Each record must be reproduced exactly as it is shown.

● ● ● ● ● ● ●

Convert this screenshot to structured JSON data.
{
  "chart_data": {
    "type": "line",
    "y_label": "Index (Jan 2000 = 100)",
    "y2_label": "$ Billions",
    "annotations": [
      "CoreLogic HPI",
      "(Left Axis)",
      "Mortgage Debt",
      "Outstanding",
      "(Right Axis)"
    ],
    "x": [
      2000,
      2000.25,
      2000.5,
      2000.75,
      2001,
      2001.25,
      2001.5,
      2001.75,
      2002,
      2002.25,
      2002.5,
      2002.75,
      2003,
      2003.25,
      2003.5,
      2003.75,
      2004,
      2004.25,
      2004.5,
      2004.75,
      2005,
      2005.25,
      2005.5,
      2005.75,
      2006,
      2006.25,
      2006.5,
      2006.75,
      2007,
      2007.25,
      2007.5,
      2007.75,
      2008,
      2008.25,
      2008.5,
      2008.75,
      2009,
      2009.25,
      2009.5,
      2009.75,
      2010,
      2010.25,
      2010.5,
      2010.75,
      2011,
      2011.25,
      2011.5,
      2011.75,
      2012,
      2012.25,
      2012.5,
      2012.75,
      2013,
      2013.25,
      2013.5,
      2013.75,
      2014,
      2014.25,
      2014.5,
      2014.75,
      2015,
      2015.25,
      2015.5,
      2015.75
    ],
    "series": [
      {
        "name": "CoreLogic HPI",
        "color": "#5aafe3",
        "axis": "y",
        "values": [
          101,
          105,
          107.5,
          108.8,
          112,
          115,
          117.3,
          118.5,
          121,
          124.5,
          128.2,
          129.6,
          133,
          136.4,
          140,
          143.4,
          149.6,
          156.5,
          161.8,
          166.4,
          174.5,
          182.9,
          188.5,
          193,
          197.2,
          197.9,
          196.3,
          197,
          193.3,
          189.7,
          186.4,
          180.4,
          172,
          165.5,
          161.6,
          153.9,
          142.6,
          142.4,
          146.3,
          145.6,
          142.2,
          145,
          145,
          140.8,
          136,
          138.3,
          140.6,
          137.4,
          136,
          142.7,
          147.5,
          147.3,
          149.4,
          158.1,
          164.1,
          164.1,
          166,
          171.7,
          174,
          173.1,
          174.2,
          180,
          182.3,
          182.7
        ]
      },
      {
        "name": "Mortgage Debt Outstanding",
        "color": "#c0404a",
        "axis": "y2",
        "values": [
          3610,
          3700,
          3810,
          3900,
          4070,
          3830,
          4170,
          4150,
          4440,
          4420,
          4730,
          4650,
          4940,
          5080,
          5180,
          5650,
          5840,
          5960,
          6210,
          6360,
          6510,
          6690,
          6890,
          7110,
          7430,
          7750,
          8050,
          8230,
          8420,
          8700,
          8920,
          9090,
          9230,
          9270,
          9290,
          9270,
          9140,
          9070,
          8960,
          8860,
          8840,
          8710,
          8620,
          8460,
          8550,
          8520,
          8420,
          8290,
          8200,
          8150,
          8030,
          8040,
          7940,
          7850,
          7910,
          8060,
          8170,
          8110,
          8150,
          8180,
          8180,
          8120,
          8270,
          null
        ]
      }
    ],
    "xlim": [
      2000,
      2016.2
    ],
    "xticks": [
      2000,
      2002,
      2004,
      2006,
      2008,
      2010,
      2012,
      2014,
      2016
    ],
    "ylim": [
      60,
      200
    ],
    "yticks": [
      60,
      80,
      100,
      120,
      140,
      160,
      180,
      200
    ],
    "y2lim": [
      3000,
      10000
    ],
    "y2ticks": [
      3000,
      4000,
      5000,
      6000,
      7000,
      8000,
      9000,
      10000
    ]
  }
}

● ● ● ● ● ● ●

• **Solution to the problem**
Convert this screenshot to structured JSON data.
{
  "chart_data": {
    "type": "line",
    "y_label": "Index (Jan 2000 = 100)",
    "y2_label": "$ Billions",
    "annotations": [
      "CoreLogic HPI",
      "(Left Axis)",
      "Mortgage Debt",
      "Outstanding",
      "(Right Axis)"
    ],
    "x": [
      2000,
      2000.25,
      2000.5,
      2000.75,
      2001,
      2001.25,
      2001.5,
      2001.75,
      2002,
      2002.25,
      2002.5,
      2002.75,
      2003,
      2003.25,
      2003.5,
      2003.75,
      2004,
      2004.25,
      2004.5,
      2004.75,
      2005,
      2005.25,
      2005.5,
      2005.75,
      2006,
      2006.25,
      2006.5,
      2006.75,
      2007,
      2007.25,
      2007.5,
      2007.75,
      2008,
      2008.25,
      2008.5,
      2008.75,
      2009,
      2009.25,
      2009.5,
      2009.75,
      2010,
      2010.25,
      2010.5,
      2010.75,
      2011,
      2011.25,
      2011.5,
      2011.75,
      2012,
      2012.25,
      2012.5,
      2012.75,
      2013,
      2013.25,
      2013.5,
      2013.75,
      2014,
      2014.25,
      2014.5,
      2014.75,
      2015,
      2015.25,
      2015.5,
      2015.75
    ],
    "series": [
      {
        "name": "CoreLogic HPI",
        "color": "#5aafe3",
        "axis": "y",
        "values": [
          101,
          105,
          107.5,
          108.8,
          112,
          115,
          117.3,
          118.5,
          121,
          124.5,
          128.2,
          129.6,
          133,
          136.4,
          140,
          143.4,
          149.6,
          156.5,
          161.8,
          166.4,
          174.5,
          182.9,
          188.5,
          193,
          197.2,
          197.9,
          196.3,
          197,
          193.3,
          189.7,
          186.4,
          180.4,
          172,
          165.5,
          161.6,
          153.9,
          142.6,
          142.4,
          146.3,
          145.6,
          142.2,
          145,
          145,
          140.8,
          136,
          138.3,
          140.6,
          137.4,
          136,
          142.7,
          147.5,
          147.3,
          149.4,
          158.1,
          164.1,
          164.1,
          166,
          171.7,
          174,
          173.1,
          174.2,
          180,
          182.3,
          182.7
        ]
      },
      {
        "name": "Mortgage Debt Outstanding",
        "color": "#c0404a",
        "axis": "y2",
        "values": [
          3610,
          3700,
          3810,
          3900,
          4070,
          3830,
          4170,
          4150,
          4440,
          4420,
          4730,
          4650,
          4940,
          5080,
          5180,
          5650,
          5840,
          5960,
          6210,
          6360,
          6510,
          6690,
          6890,
          7110,
          7430,
          7750,
          8050,
          8230,
          8420,
          8700,
          8920,
          9090,
          9230,
          9270,
          9290,
          9270,
          9140,
          9070,
          8960,
          8860,
          8840,
          8710,
          8620,
          8460,
          8550,
          8520,
          8420,
          8290,
          8200,
          8150,
          8030,
          8040,
          7940,
          7850,
          7910,
          8060,
          8170,
          8110,
          8150,
          8180,
          8180,
          8120,
          8270,
          null
        ]
      }
    ],
    "xlim": [
      2000,
      2016.2
    ],
    "xticks": [
      2000,
      2002,
      2004,
      2006,
      2008,
      2010,
      2012,
      2014,
      2016
    ],
    "ylim": [
      60,
      200
    ],
    "yticks": [
      60,
      80,
      100,
      120,
      140,
      160,
      180,
      200
    ],
    "y2lim": [
      3000,
      10000
    ],
    "y2ticks": [
      3000,
      4000,
      5000,
      6000,
      7000,
      8000,
      9000,
      10000
    ]
  }
}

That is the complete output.